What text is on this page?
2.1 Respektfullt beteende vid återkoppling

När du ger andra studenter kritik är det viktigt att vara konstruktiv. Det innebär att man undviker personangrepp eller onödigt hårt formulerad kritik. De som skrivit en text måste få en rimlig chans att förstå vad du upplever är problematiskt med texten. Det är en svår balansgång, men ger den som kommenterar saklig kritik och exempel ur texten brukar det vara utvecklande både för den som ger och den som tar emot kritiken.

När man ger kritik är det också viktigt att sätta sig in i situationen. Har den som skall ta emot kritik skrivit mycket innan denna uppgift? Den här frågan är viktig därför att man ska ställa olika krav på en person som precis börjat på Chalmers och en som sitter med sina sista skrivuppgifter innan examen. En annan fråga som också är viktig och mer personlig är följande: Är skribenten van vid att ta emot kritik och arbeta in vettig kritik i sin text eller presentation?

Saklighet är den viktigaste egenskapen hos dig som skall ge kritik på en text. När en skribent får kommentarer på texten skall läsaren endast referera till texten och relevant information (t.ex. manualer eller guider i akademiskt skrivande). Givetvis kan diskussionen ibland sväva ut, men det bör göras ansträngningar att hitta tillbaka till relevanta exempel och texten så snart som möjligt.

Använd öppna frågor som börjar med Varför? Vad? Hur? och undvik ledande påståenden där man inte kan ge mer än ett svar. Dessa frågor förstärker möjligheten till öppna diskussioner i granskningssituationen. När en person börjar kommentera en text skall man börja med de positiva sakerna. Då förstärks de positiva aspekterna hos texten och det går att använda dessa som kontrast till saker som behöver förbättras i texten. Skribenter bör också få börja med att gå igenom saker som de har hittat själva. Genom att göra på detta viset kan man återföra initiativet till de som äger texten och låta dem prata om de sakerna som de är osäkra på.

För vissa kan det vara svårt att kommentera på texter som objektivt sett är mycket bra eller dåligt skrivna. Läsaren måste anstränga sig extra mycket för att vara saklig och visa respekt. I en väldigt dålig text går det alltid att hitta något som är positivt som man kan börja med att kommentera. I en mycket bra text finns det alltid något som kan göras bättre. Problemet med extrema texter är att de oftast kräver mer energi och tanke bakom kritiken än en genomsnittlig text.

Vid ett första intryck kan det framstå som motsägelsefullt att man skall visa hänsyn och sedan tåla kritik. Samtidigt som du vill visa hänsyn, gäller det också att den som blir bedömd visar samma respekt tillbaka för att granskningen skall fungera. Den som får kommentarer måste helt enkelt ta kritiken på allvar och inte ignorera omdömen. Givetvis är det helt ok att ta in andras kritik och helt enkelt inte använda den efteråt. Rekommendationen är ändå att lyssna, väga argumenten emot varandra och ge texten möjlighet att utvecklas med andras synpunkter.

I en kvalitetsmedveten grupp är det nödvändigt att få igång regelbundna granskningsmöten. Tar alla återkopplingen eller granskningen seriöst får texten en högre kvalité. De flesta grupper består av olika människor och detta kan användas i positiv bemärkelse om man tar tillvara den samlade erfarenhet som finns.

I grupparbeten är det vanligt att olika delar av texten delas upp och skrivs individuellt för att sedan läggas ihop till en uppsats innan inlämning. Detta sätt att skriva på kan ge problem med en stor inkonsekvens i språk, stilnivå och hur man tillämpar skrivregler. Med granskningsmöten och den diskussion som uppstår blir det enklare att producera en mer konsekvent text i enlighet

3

++++++++++

**Try it**
Copy the listing word for word.

**Expected output**
What text is on this page?
2.1 Respektfullt beteende vid återkoppling

När du ger andra studenter kritik är det viktigt att vara konstruktiv. Det innebär att man undviker personangrepp eller onödigt hårt formulerad kritik. De som skrivit en text måste få en rimlig chans att förstå vad du upplever är problematiskt med texten. Det är en svår balansgång, men ger den som kommenterar saklig kritik och exempel ur texten brukar det vara utvecklande både för den som ger och den som tar emot kritiken.

När man ger kritik är det också viktigt att sätta sig in i situationen. Har den som skall ta emot kritik skrivit mycket innan denna uppgift? Den här frågan är viktig därför att man ska ställa olika krav på en person som precis börjat på Chalmers och en som sitter med sina sista skrivuppgifter innan examen. En annan fråga som också är viktig och mer personlig är följande: Är skribenten van vid att ta emot kritik och arbeta in vettig kritik i sin text eller presentation?

Saklighet är den viktigaste egenskapen hos dig som skall ge kritik på en text. När en skribent får kommentarer på texten skall läsaren endast referera till texten och relevant information (t.ex. manualer eller guider i akademiskt skrivande). Givetvis kan diskussionen ibland sväva ut, men det bör göras ansträngningar att hitta tillbaka till relevanta exempel och texten så snart som möjligt.

Använd öppna frågor som börjar med Varför? Vad? Hur? och undvik ledande påståenden där man inte kan ge mer än ett svar. Dessa frågor förstärker möjligheten till öppna diskussioner i granskningssituationen. När en person börjar kommentera en text skall man börja med de positiva sakerna. Då förstärks de positiva aspekterna hos texten och det går att använda dessa som kontrast till saker som behöver förbättras i texten. Skribenter bör också få börja med att gå igenom saker som de har hittat själva. Genom att göra på detta viset kan man återföra initiativet till de som äger texten och låta dem prata om de sakerna som de är osäkra på.

För vissa kan det vara svårt att kommentera på texter som objektivt sett är mycket bra eller dåligt skrivna. Läsaren måste anstränga sig extra mycket för att vara saklig och visa respekt. I en väldigt dålig text går det alltid att hitta något som är positivt som man kan börja med att kommentera. I en mycket bra text finns det alltid något som kan göras bättre. Problemet med extrema texter är att de oftast kräver mer energi och tanke bakom kritiken än en genomsnittlig text.

Vid ett första intryck kan det framstå som motsägelsefullt att man skall visa hänsyn och sedan tåla kritik. Samtidigt som du vill visa hänsyn, gäller det också att den som blir bedömd visar samma respekt tillbaka för att granskningen skall fungera. Den som får kommentarer måste helt enkelt ta kritiken på allvar och inte ignorera omdömen. Givetvis är det helt ok att ta in andras kritik och helt enkelt inte använda den efteråt. Rekommendationen är ändå att lyssna, väga argumenten emot varandra och ge texten möjlighet att utvecklas med andras synpunkter.

I en kvalitetsmedveten grupp är det nödvändigt att få igång regelbundna granskningsmöten. Tar alla återkopplingen eller granskningen seriöst får texten en högre kvalité. De flesta grupper består av olika människor och detta kan användas i positiv bemärkelse om man tar tillvara den samlade erfarenhet som finns.

I grupparbeten är det vanligt att olika delar av texten delas upp och skrivs individuellt för att sedan läggas ihop till en uppsats innan inlämning. Detta sätt att skriva på kan ge problem med en stor inkonsekvens i språk, stilnivå och hur man tillämpar skrivregler. Med granskningsmöten och den diskussion som uppstår blir det enklare att producera en mer konsekvent text i enlighet

3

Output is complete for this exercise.